Set problem: Repeat each entry word for word. Leave any images out of the copy.
_ _ _ _ _ _ _
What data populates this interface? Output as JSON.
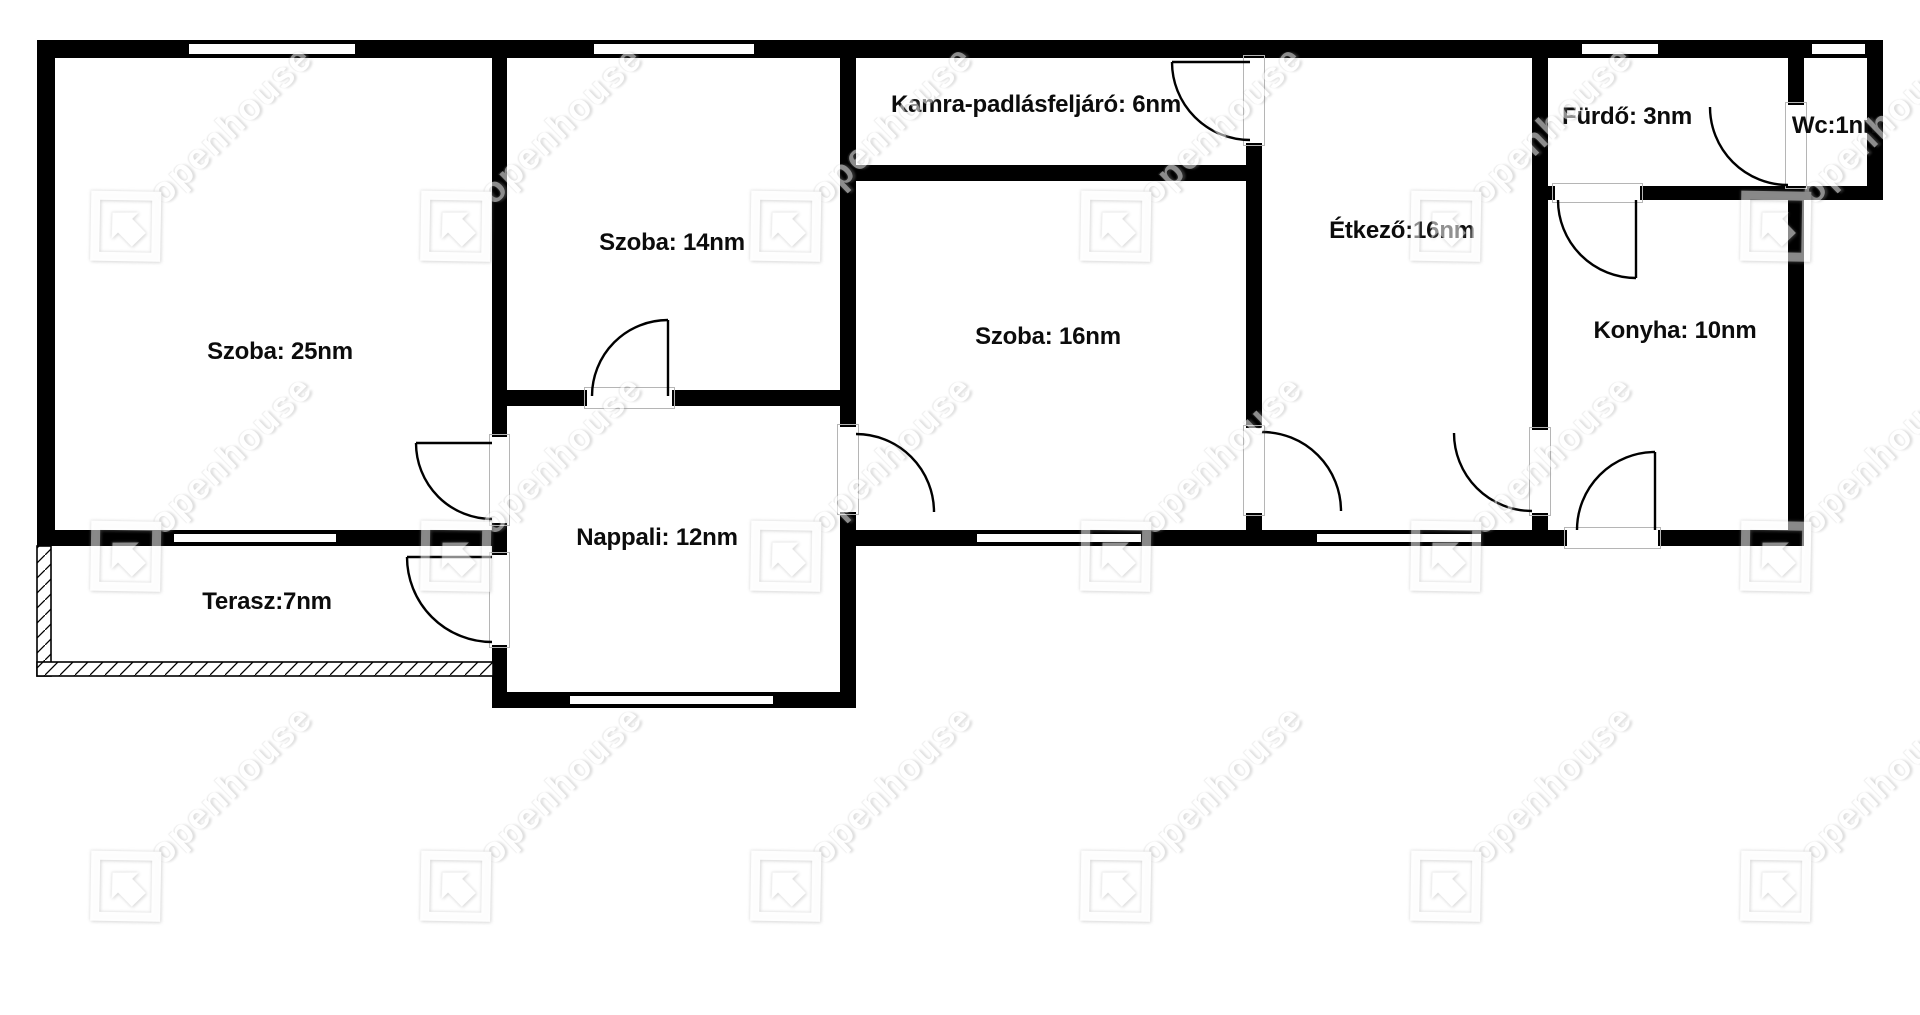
{
  "canvas": {
    "width": 1920,
    "height": 1015,
    "background": "#ffffff",
    "wall_color": "#000000"
  },
  "watermark": {
    "text": "openhouse",
    "angle_deg": -44,
    "grid": {
      "x0": 113,
      "y0": 226,
      "dx": 330,
      "dy": 330,
      "cols": 6,
      "rows": 3
    }
  },
  "rooms": [
    {
      "id": "szoba25",
      "label": "Szoba: 25nm",
      "cx": 280,
      "cy": 352
    },
    {
      "id": "szoba14",
      "label": "Szoba: 14nm",
      "cx": 672,
      "cy": 243
    },
    {
      "id": "kamra",
      "label": "Kamra-padlásfeljáró: 6nm",
      "cx": 1036,
      "cy": 105
    },
    {
      "id": "szoba16",
      "label": "Szoba: 16nm",
      "cx": 1048,
      "cy": 337
    },
    {
      "id": "etkezo",
      "label": "Étkező:16nm",
      "cx": 1402,
      "cy": 231
    },
    {
      "id": "furdo",
      "label": "Fürdő: 3nm",
      "cx": 1627,
      "cy": 117
    },
    {
      "id": "wc",
      "label": "Wc:1nm",
      "cx": 1838,
      "cy": 126
    },
    {
      "id": "konyha",
      "label": "Konyha: 10nm",
      "cx": 1675,
      "cy": 331
    },
    {
      "id": "nappali",
      "label": "Nappali: 12nm",
      "cx": 657,
      "cy": 538
    },
    {
      "id": "terasz",
      "label": "Terasz:7nm",
      "cx": 267,
      "cy": 602
    }
  ],
  "floorplan": {
    "walls": [
      [
        37,
        40,
        1846,
        18
      ],
      [
        37,
        40,
        18,
        506
      ],
      [
        37,
        530,
        470,
        16
      ],
      [
        840,
        530,
        964,
        16
      ],
      [
        492,
        58,
        15,
        650
      ],
      [
        840,
        58,
        16,
        650
      ],
      [
        492,
        692,
        364,
        16
      ],
      [
        507,
        390,
        333,
        16
      ],
      [
        856,
        165,
        390,
        16
      ],
      [
        1246,
        58,
        16,
        472
      ],
      [
        1532,
        58,
        16,
        472
      ],
      [
        1548,
        186,
        335,
        14
      ],
      [
        1788,
        58,
        16,
        488
      ],
      [
        1867,
        40,
        16,
        160
      ]
    ],
    "openings": [
      [
        492,
        437,
        15,
        86
      ],
      [
        492,
        555,
        15,
        90
      ],
      [
        587,
        390,
        85,
        16
      ],
      [
        840,
        427,
        16,
        85
      ],
      [
        1246,
        428,
        16,
        85
      ],
      [
        1246,
        58,
        16,
        85
      ],
      [
        1532,
        430,
        16,
        83
      ],
      [
        1555,
        186,
        85,
        14
      ],
      [
        1788,
        105,
        16,
        81
      ],
      [
        1567,
        530,
        91,
        16
      ]
    ],
    "windows": [
      [
        187,
        42,
        170,
        14
      ],
      [
        592,
        42,
        164,
        14
      ],
      [
        1580,
        42,
        80,
        14
      ],
      [
        1810,
        42,
        57,
        14
      ],
      [
        172,
        532,
        166,
        12
      ],
      [
        975,
        532,
        168,
        12
      ],
      [
        1315,
        532,
        168,
        12
      ],
      [
        568,
        694,
        207,
        12
      ]
    ],
    "hatched_walls": [
      [
        37,
        546,
        14,
        130
      ],
      [
        37,
        662,
        456,
        14
      ]
    ],
    "doors": [
      {
        "cx": 492,
        "cy": 443,
        "r": 76,
        "a1": 180,
        "a2": 90,
        "sweep": 0,
        "leaf": 180
      },
      {
        "cx": 492,
        "cy": 557,
        "r": 85,
        "a1": 180,
        "a2": 90,
        "sweep": 0,
        "leaf": 180
      },
      {
        "cx": 668,
        "cy": 396,
        "r": 76,
        "a1": 270,
        "a2": 180,
        "sweep": 0,
        "leaf": 270
      },
      {
        "cx": 856,
        "cy": 512,
        "r": 78,
        "a1": 270,
        "a2": 0,
        "sweep": 1,
        "leaf": null
      },
      {
        "cx": 1262,
        "cy": 511,
        "r": 79,
        "a1": 270,
        "a2": 0,
        "sweep": 1,
        "leaf": null
      },
      {
        "cx": 1250,
        "cy": 62,
        "r": 78,
        "a1": 180,
        "a2": 90,
        "sweep": 0,
        "leaf": 180
      },
      {
        "cx": 1532,
        "cy": 433,
        "r": 78,
        "a1": 180,
        "a2": 90,
        "sweep": 0,
        "leaf": null
      },
      {
        "cx": 1636,
        "cy": 200,
        "r": 78,
        "a1": 180,
        "a2": 90,
        "sweep": 0,
        "leaf": 90
      },
      {
        "cx": 1788,
        "cy": 107,
        "r": 78,
        "a1": 180,
        "a2": 90,
        "sweep": 0,
        "leaf": null
      },
      {
        "cx": 1655,
        "cy": 530,
        "r": 78,
        "a1": 180,
        "a2": 270,
        "sweep": 1,
        "leaf": 270
      }
    ]
  }
}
_ _ _ _ _ _ _
Answer below:
What data populates this interface? Output as JSON.
{
  "canvas": {
    "width": 1920,
    "height": 1015,
    "background": "#ffffff",
    "wall_color": "#000000"
  },
  "watermark": {
    "text": "openhouse",
    "angle_deg": -44,
    "grid": {
      "x0": 113,
      "y0": 226,
      "dx": 330,
      "dy": 330,
      "cols": 6,
      "rows": 3
    }
  },
  "rooms": [
    {
      "id": "szoba25",
      "label": "Szoba: 25nm",
      "cx": 280,
      "cy": 352
    },
    {
      "id": "szoba14",
      "label": "Szoba: 14nm",
      "cx": 672,
      "cy": 243
    },
    {
      "id": "kamra",
      "label": "Kamra-padlásfeljáró: 6nm",
      "cx": 1036,
      "cy": 105
    },
    {
      "id": "szoba16",
      "label": "Szoba: 16nm",
      "cx": 1048,
      "cy": 337
    },
    {
      "id": "etkezo",
      "label": "Étkező:16nm",
      "cx": 1402,
      "cy": 231
    },
    {
      "id": "furdo",
      "label": "Fürdő: 3nm",
      "cx": 1627,
      "cy": 117
    },
    {
      "id": "wc",
      "label": "Wc:1nm",
      "cx": 1838,
      "cy": 126
    },
    {
      "id": "konyha",
      "label": "Konyha: 10nm",
      "cx": 1675,
      "cy": 331
    },
    {
      "id": "nappali",
      "label": "Nappali: 12nm",
      "cx": 657,
      "cy": 538
    },
    {
      "id": "terasz",
      "label": "Terasz:7nm",
      "cx": 267,
      "cy": 602
    }
  ],
  "floorplan": {
    "walls": [
      [
        37,
        40,
        1846,
        18
      ],
      [
        37,
        40,
        18,
        506
      ],
      [
        37,
        530,
        470,
        16
      ],
      [
        840,
        530,
        964,
        16
      ],
      [
        492,
        58,
        15,
        650
      ],
      [
        840,
        58,
        16,
        650
      ],
      [
        492,
        692,
        364,
        16
      ],
      [
        507,
        390,
        333,
        16
      ],
      [
        856,
        165,
        390,
        16
      ],
      [
        1246,
        58,
        16,
        472
      ],
      [
        1532,
        58,
        16,
        472
      ],
      [
        1548,
        186,
        335,
        14
      ],
      [
        1788,
        58,
        16,
        488
      ],
      [
        1867,
        40,
        16,
        160
      ]
    ],
    "openings": [
      [
        492,
        437,
        15,
        86
      ],
      [
        492,
        555,
        15,
        90
      ],
      [
        587,
        390,
        85,
        16
      ],
      [
        840,
        427,
        16,
        85
      ],
      [
        1246,
        428,
        16,
        85
      ],
      [
        1246,
        58,
        16,
        85
      ],
      [
        1532,
        430,
        16,
        83
      ],
      [
        1555,
        186,
        85,
        14
      ],
      [
        1788,
        105,
        16,
        81
      ],
      [
        1567,
        530,
        91,
        16
      ]
    ],
    "windows": [
      [
        187,
        42,
        170,
        14
      ],
      [
        592,
        42,
        164,
        14
      ],
      [
        1580,
        42,
        80,
        14
      ],
      [
        1810,
        42,
        57,
        14
      ],
      [
        172,
        532,
        166,
        12
      ],
      [
        975,
        532,
        168,
        12
      ],
      [
        1315,
        532,
        168,
        12
      ],
      [
        568,
        694,
        207,
        12
      ]
    ],
    "hatched_walls": [
      [
        37,
        546,
        14,
        130
      ],
      [
        37,
        662,
        456,
        14
      ]
    ],
    "doors": [
      {
        "cx": 492,
        "cy": 443,
        "r": 76,
        "a1": 180,
        "a2": 90,
        "sweep": 0,
        "leaf": 180
      },
      {
        "cx": 492,
        "cy": 557,
        "r": 85,
        "a1": 180,
        "a2": 90,
        "sweep": 0,
        "leaf": 180
      },
      {
        "cx": 668,
        "cy": 396,
        "r": 76,
        "a1": 270,
        "a2": 180,
        "sweep": 0,
        "leaf": 270
      },
      {
        "cx": 856,
        "cy": 512,
        "r": 78,
        "a1": 270,
        "a2": 0,
        "sweep": 1,
        "leaf": null
      },
      {
        "cx": 1262,
        "cy": 511,
        "r": 79,
        "a1": 270,
        "a2": 0,
        "sweep": 1,
        "leaf": null
      },
      {
        "cx": 1250,
        "cy": 62,
        "r": 78,
        "a1": 180,
        "a2": 90,
        "sweep": 0,
        "leaf": 180
      },
      {
        "cx": 1532,
        "cy": 433,
        "r": 78,
        "a1": 180,
        "a2": 90,
        "sweep": 0,
        "leaf": null
      },
      {
        "cx": 1636,
        "cy": 200,
        "r": 78,
        "a1": 180,
        "a2": 90,
        "sweep": 0,
        "leaf": 90
      },
      {
        "cx": 1788,
        "cy": 107,
        "r": 78,
        "a1": 180,
        "a2": 90,
        "sweep": 0,
        "leaf": null
      },
      {
        "cx": 1655,
        "cy": 530,
        "r": 78,
        "a1": 180,
        "a2": 270,
        "sweep": 1,
        "leaf": 270
      }
    ]
  }
}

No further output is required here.